Every entry that follows needs to be repeated exactly.

Data section
------------------------------------------------
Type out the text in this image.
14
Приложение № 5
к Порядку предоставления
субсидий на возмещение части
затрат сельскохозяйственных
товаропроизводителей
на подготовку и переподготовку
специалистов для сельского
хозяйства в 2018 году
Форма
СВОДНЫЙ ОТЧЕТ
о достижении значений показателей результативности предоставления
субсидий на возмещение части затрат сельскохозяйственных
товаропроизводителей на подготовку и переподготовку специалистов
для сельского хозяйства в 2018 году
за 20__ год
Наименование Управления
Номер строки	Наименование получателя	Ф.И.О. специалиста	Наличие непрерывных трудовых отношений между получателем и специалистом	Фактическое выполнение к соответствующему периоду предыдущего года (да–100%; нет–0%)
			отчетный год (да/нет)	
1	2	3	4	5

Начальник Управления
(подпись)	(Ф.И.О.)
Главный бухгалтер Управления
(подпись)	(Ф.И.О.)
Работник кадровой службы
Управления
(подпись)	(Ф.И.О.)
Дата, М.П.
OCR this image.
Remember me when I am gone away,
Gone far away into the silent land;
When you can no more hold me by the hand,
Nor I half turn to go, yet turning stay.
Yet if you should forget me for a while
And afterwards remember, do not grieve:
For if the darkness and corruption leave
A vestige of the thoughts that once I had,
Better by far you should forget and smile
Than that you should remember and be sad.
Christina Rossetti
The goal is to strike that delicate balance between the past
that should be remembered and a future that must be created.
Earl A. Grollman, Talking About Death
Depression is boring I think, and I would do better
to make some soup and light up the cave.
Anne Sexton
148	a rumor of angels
------------------------------------------------
Reply to the task
Type out the text in this image.
14
Приложение № 5
к Порядку предоставления
субсидий на возмещение части
затрат сельскохозяйственных
товаропроизводителей
на подготовку и переподготовку
специалистов для сельского
хозяйства в 2018 году
Форма
СВОДНЫЙ ОТЧЕТ
о достижении значений показателей результативности предоставления
субсидий на возмещение части затрат сельскохозяйственных
товаропроизводителей на подготовку и переподготовку специалистов
для сельского хозяйства в 2018 году
за 20__ год
Наименование Управления
Номер строки	Наименование получателя	Ф.И.О. специалиста	Наличие непрерывных трудовых отношений между получателем и специалистом	Фактическое выполнение к соответствующему периоду предыдущего года (да–100%; нет–0%)
			отчетный год (да/нет)	
1	2	3	4	5

Начальник Управления
(подпись)	(Ф.И.О.)
Главный бухгалтер Управления
(подпись)	(Ф.И.О.)
Работник кадровой службы
Управления
(подпись)	(Ф.И.О.)
Дата, М.П.
OCR this image.
Remember me when I am gone away,
Gone far away into the silent land;
When you can no more hold me by the hand,
Nor I half turn to go, yet turning stay.
Yet if you should forget me for a while
And afterwards remember, do not grieve:
For if the darkness and corruption leave
A vestige of the thoughts that once I had,
Better by far you should forget and smile
Than that you should remember and be sad.
Christina Rossetti
The goal is to strike that delicate balance between the past
that should be remembered and a future that must be created.
Earl A. Grollman, Talking About Death
Depression is boring I think, and I would do better
to make some soup and light up the cave.
Anne Sexton
148	a rumor of angels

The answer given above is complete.